What the task asks: Look through the entries and report how many lines include the word "JSON". Give the number alone.
(begin)
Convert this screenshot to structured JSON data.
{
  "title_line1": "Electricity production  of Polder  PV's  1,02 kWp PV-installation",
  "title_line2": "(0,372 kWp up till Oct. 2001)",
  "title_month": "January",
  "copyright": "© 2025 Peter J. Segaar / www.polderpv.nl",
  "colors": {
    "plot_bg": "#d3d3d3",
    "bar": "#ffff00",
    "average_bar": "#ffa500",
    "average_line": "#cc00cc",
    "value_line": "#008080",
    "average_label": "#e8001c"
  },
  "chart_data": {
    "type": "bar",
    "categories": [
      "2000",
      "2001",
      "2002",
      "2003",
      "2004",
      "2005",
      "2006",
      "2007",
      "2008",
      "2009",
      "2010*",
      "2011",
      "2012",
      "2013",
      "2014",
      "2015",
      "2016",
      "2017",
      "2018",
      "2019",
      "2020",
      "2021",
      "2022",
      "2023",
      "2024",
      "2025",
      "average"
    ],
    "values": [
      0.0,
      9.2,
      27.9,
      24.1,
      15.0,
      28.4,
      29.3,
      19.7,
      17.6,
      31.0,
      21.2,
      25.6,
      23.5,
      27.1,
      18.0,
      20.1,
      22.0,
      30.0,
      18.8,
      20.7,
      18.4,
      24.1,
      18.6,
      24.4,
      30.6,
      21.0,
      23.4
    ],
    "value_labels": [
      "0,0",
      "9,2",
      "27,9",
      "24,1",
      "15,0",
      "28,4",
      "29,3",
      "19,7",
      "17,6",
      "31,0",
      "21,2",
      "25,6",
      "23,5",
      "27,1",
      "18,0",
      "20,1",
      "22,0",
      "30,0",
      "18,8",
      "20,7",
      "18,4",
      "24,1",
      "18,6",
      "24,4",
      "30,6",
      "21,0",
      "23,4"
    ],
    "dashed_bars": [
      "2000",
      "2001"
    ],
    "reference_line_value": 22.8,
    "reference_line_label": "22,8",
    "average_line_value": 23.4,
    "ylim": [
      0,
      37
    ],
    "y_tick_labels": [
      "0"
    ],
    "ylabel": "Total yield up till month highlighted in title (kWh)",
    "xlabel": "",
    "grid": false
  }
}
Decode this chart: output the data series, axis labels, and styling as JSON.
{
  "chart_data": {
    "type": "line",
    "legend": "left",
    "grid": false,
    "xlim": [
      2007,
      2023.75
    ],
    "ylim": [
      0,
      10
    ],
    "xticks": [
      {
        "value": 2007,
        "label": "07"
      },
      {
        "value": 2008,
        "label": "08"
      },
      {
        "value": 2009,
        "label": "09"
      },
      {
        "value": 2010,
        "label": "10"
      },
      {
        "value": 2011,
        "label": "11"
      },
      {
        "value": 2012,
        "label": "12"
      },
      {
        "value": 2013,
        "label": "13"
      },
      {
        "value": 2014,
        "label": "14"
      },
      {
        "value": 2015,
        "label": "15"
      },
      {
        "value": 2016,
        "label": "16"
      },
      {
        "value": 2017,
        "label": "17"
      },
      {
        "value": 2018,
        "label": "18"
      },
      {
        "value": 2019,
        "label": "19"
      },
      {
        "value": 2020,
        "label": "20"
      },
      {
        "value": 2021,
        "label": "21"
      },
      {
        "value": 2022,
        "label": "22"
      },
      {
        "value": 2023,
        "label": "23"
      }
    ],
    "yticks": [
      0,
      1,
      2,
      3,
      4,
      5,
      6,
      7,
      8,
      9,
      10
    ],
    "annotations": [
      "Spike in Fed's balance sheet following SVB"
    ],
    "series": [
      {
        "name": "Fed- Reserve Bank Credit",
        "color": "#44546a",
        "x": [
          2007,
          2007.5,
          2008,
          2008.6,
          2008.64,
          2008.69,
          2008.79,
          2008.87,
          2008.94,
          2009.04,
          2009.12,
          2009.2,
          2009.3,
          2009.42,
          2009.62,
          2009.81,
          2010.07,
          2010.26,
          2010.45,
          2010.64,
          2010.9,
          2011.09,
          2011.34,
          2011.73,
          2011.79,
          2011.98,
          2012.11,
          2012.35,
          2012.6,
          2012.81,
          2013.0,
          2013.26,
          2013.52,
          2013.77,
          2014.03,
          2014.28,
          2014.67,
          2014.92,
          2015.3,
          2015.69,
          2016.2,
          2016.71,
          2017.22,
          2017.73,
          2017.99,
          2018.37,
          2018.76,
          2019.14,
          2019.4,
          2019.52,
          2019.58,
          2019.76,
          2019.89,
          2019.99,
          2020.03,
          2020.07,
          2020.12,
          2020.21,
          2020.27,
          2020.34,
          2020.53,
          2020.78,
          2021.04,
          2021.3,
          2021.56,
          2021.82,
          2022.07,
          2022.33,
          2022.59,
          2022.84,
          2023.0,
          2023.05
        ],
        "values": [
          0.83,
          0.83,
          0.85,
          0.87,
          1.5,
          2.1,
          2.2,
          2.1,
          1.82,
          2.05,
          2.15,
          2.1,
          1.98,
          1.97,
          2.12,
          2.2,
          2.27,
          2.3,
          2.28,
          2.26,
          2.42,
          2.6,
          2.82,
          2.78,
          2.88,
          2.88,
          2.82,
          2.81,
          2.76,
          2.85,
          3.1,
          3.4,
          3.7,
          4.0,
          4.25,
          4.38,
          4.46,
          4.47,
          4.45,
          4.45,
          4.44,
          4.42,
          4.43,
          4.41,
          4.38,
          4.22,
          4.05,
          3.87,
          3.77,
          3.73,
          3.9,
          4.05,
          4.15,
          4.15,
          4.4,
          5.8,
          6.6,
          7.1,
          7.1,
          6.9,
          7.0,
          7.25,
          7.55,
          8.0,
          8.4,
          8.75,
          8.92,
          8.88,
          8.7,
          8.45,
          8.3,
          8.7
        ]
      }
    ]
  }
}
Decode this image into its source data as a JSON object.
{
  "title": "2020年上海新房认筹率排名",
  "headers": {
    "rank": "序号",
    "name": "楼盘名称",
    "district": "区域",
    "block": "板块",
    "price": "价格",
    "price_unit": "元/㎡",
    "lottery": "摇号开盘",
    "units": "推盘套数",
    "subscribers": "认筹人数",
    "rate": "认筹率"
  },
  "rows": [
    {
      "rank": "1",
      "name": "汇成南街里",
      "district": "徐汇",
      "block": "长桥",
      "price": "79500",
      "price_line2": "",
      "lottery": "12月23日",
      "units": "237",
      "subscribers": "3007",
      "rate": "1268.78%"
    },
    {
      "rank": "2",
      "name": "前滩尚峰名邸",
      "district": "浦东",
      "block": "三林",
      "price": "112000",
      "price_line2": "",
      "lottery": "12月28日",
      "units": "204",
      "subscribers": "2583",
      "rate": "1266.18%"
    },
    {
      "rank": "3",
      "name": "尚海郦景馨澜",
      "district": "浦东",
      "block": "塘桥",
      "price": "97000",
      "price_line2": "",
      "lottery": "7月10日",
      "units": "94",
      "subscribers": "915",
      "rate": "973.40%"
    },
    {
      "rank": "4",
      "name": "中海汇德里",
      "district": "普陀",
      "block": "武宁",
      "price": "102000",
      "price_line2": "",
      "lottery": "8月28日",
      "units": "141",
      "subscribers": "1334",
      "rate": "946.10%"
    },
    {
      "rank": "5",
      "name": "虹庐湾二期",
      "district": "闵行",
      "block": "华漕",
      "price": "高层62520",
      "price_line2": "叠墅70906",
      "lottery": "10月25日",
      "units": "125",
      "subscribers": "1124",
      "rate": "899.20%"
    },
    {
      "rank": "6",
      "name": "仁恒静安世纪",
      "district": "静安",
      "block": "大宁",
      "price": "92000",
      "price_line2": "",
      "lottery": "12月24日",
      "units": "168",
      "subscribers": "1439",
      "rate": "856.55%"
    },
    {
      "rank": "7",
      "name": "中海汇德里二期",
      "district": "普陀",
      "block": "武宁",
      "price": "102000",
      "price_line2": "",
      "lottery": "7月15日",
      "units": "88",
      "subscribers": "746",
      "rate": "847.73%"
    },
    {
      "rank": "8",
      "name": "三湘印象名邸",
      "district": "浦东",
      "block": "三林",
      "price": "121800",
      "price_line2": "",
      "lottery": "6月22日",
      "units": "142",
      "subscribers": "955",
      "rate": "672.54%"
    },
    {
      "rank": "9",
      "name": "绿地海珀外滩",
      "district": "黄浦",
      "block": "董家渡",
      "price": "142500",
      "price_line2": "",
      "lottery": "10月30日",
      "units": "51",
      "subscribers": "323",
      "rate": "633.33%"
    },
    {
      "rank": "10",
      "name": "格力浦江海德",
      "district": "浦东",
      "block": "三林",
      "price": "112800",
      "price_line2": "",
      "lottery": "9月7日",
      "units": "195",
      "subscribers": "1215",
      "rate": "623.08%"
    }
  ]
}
(end)
Response to this task: 3